» BRIEF:
Go through the data below. List every line that holds the word "venons".

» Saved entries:
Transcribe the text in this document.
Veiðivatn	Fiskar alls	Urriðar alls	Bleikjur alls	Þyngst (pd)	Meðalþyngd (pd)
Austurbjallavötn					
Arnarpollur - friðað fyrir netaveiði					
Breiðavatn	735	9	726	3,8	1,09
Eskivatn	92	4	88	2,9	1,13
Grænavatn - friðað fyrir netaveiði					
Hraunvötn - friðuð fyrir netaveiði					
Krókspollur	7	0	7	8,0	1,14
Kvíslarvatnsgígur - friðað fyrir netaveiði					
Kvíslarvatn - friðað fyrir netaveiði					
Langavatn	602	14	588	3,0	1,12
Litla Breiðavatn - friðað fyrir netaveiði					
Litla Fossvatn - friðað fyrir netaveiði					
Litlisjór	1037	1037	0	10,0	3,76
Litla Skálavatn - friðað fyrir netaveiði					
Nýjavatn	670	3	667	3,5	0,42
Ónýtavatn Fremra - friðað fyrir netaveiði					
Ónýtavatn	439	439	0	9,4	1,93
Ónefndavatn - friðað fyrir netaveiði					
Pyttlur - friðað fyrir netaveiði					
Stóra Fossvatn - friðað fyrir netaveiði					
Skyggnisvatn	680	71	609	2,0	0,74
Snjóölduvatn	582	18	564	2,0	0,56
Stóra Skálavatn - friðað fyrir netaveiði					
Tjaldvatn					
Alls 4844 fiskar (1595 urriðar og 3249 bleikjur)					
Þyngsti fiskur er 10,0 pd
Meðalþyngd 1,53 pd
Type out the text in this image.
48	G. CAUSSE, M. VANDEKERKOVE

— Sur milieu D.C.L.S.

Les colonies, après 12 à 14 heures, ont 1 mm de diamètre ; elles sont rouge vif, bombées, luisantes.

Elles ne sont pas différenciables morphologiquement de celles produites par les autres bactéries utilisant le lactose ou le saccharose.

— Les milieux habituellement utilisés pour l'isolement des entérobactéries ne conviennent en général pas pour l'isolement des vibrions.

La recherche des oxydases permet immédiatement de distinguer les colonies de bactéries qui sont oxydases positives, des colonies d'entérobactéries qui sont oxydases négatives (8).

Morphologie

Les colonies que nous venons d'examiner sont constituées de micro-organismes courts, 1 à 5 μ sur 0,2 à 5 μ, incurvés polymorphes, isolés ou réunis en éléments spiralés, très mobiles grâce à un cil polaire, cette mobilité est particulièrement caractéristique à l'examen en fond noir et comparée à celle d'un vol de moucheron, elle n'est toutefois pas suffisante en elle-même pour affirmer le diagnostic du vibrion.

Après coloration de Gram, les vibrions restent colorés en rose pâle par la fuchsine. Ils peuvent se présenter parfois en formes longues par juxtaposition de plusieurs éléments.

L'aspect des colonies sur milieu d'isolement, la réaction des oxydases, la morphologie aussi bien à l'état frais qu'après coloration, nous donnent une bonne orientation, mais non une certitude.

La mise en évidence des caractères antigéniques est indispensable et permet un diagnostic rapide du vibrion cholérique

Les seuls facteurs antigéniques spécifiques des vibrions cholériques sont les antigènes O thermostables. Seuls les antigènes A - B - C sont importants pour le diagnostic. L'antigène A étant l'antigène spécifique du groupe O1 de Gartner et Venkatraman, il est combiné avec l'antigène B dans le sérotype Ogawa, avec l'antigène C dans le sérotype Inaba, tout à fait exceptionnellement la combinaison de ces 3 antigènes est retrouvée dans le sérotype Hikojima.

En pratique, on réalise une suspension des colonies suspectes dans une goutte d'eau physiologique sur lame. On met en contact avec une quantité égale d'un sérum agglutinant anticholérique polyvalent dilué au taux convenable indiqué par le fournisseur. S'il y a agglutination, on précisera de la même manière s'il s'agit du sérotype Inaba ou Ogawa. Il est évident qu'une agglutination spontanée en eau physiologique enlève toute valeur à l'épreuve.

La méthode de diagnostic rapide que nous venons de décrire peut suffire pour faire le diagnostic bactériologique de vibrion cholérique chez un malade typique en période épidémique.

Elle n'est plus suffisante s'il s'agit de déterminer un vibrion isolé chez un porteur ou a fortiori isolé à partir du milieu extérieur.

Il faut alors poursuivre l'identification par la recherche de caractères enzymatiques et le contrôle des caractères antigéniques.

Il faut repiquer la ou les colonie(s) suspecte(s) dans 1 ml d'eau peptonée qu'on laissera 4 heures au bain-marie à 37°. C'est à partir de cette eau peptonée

» COMPLETE OUTPUT:
Les colonies que nous venons d'examiner sont constituées de micro-organismes courts, 1 à 5 μ sur 0,2 à 5 μ, incurvés polymorphes, isolés ou réunis en éléments spiralés, très mobiles grâce à un cil polaire, cette mobilité est particulièrement caractéristique à l'examen en fond noir et comparée à celle d'un vol de moucheron, elle n'est toutefois pas suffisante en elle-même pour affirmer le diagnostic du vibrion.
La méthode de diagnostic rapide que nous venons de décrire peut suffire pour faire le diagnostic bactériologique de vibrion cholérique chez un malade typique en période épidémique.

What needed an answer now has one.